** START OF Input **

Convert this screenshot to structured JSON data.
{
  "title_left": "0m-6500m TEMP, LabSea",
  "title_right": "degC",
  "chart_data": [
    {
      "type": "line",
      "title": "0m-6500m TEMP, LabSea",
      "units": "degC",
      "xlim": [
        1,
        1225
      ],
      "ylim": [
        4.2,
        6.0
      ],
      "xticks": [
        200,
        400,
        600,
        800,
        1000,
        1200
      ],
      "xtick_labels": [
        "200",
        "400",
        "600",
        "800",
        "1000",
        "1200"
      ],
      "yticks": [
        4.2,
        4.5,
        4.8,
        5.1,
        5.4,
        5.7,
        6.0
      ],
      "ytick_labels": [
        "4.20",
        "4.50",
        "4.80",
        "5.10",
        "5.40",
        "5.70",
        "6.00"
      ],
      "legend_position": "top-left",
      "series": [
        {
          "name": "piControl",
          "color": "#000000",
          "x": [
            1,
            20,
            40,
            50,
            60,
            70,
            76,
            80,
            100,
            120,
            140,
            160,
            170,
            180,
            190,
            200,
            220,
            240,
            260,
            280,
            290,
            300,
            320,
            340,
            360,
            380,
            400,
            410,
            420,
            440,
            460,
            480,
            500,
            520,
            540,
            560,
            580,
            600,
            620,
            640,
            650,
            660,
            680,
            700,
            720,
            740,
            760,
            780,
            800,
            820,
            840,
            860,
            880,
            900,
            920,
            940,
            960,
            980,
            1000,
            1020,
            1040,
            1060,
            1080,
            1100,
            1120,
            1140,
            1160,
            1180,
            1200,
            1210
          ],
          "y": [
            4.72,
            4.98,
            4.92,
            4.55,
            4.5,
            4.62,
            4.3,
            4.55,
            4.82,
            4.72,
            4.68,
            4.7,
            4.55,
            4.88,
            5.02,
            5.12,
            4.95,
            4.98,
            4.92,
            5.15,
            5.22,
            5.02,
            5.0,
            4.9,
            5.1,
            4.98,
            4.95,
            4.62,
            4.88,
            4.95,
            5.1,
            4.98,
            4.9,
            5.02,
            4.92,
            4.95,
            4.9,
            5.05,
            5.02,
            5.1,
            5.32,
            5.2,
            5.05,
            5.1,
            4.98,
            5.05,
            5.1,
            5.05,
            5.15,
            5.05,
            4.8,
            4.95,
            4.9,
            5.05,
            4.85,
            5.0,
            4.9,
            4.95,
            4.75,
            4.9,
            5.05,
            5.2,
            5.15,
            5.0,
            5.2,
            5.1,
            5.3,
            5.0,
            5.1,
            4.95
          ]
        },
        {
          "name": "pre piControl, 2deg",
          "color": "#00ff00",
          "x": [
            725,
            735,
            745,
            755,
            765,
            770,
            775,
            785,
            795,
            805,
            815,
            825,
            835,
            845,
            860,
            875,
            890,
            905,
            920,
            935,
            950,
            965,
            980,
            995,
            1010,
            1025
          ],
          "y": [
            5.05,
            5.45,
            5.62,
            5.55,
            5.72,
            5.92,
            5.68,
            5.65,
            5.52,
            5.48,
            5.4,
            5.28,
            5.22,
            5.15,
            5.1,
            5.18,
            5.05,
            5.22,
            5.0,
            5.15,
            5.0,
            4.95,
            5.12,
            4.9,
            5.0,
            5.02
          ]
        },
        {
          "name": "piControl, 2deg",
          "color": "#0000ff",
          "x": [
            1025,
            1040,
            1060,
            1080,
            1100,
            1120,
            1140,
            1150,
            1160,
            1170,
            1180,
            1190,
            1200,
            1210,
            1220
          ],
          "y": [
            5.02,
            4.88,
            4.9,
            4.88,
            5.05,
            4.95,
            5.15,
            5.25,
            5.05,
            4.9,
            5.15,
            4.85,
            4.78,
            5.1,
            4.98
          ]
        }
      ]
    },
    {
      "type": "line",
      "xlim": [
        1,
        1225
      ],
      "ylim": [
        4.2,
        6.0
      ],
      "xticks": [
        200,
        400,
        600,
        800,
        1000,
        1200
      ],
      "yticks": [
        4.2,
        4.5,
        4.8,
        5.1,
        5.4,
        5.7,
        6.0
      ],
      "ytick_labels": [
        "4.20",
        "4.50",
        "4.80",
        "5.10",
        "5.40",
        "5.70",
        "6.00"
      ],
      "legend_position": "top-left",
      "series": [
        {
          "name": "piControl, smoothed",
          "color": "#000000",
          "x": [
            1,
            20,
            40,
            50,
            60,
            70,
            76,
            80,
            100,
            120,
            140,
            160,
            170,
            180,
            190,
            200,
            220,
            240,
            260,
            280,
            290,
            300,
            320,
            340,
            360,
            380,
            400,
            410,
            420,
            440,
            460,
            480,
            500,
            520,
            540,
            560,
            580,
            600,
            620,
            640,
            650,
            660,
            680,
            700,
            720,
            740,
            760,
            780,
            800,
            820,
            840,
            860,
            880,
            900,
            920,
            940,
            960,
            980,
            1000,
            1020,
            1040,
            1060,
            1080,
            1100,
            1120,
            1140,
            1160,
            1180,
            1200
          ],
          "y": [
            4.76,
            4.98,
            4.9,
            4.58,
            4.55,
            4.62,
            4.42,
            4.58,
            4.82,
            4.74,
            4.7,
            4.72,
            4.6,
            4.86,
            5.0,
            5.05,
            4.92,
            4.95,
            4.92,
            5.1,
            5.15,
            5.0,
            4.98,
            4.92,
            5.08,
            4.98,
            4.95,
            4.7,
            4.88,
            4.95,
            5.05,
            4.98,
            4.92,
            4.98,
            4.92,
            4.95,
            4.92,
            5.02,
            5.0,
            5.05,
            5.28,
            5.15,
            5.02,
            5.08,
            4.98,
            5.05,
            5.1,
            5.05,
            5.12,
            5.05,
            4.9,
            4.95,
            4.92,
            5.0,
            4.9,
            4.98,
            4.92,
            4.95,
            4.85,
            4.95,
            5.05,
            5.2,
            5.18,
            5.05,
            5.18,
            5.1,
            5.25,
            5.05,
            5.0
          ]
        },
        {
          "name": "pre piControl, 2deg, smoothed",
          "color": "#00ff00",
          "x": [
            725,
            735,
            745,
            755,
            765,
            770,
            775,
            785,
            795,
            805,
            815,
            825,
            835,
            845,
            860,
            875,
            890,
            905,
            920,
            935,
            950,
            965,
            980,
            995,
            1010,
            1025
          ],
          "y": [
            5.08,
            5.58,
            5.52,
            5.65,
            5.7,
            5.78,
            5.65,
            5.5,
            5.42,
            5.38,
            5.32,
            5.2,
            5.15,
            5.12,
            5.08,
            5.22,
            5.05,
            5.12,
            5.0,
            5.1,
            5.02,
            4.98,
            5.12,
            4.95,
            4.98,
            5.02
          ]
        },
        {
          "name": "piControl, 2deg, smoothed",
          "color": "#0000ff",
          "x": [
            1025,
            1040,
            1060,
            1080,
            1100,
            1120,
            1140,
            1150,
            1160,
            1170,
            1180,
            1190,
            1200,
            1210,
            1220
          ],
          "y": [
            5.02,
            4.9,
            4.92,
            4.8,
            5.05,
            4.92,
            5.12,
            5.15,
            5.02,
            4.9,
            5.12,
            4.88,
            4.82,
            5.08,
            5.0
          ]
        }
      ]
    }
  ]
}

** END OF Input **

What you need to do: Identify and copy the lines holding the word "name".

The reply:
          "name": "piControl",
          "name": "pre piControl, 2deg",
          "name": "piControl, 2deg",
          "name": "piControl, smoothed",
          "name": "pre piControl, 2deg, smoothed",
          "name": "piControl, 2deg, smoothed",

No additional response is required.